▸ **Data rows**:
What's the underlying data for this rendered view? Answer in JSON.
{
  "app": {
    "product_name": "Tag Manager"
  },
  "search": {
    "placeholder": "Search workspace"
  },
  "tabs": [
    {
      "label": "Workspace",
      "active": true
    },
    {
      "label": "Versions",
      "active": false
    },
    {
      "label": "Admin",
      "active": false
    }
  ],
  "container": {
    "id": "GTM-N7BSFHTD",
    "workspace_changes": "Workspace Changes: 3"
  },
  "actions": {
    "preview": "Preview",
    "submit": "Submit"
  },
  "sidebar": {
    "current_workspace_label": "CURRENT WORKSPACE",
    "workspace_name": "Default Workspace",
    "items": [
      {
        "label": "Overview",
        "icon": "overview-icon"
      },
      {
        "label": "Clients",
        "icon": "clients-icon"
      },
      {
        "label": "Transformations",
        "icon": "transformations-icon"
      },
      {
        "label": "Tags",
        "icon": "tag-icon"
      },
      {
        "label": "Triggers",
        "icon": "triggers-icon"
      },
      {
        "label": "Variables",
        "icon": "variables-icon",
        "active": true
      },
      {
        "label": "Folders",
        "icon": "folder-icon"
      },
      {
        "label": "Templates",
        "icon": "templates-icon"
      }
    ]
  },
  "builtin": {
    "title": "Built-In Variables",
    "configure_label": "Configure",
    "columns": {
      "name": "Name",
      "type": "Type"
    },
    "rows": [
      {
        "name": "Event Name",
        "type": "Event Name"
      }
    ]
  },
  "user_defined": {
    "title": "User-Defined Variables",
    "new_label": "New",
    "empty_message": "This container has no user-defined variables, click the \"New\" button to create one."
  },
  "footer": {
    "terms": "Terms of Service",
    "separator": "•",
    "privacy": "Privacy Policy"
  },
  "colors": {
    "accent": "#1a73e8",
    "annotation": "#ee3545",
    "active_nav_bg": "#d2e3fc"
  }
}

▸ **Given problem**:
Output all preceding records character for character.

▸ **Answer**:
What's the underlying data for this rendered view? Answer in JSON.
{
  "app": {
    "product_name": "Tag Manager"
  },
  "search": {
    "placeholder": "Search workspace"
  },
  "tabs": [
    {
      "label": "Workspace",
      "active": true
    },
    {
      "label": "Versions",
      "active": false
    },
    {
      "label": "Admin",
      "active": false
    }
  ],
  "container": {
    "id": "GTM-N7BSFHTD",
    "workspace_changes": "Workspace Changes: 3"
  },
  "actions": {
    "preview": "Preview",
    "submit": "Submit"
  },
  "sidebar": {
    "current_workspace_label": "CURRENT WORKSPACE",
    "workspace_name": "Default Workspace",
    "items": [
      {
        "label": "Overview",
        "icon": "overview-icon"
      },
      {
        "label": "Clients",
        "icon": "clients-icon"
      },
      {
        "label": "Transformations",
        "icon": "transformations-icon"
      },
      {
        "label": "Tags",
        "icon": "tag-icon"
      },
      {
        "label": "Triggers",
        "icon": "triggers-icon"
      },
      {
        "label": "Variables",
        "icon": "variables-icon",
        "active": true
      },
      {
        "label": "Folders",
        "icon": "folder-icon"
      },
      {
        "label": "Templates",
        "icon": "templates-icon"
      }
    ]
  },
  "builtin": {
    "title": "Built-In Variables",
    "configure_label": "Configure",
    "columns": {
      "name": "Name",
      "type": "Type"
    },
    "rows": [
      {
        "name": "Event Name",
        "type": "Event Name"
      }
    ]
  },
  "user_defined": {
    "title": "User-Defined Variables",
    "new_label": "New",
    "empty_message": "This container has no user-defined variables, click the \"New\" button to create one."
  },
  "footer": {
    "terms": "Terms of Service",
    "separator": "•",
    "privacy": "Privacy Policy"
  },
  "colors": {
    "accent": "#1a73e8",
    "annotation": "#ee3545",
    "active_nav_bg": "#d2e3fc"
  }
}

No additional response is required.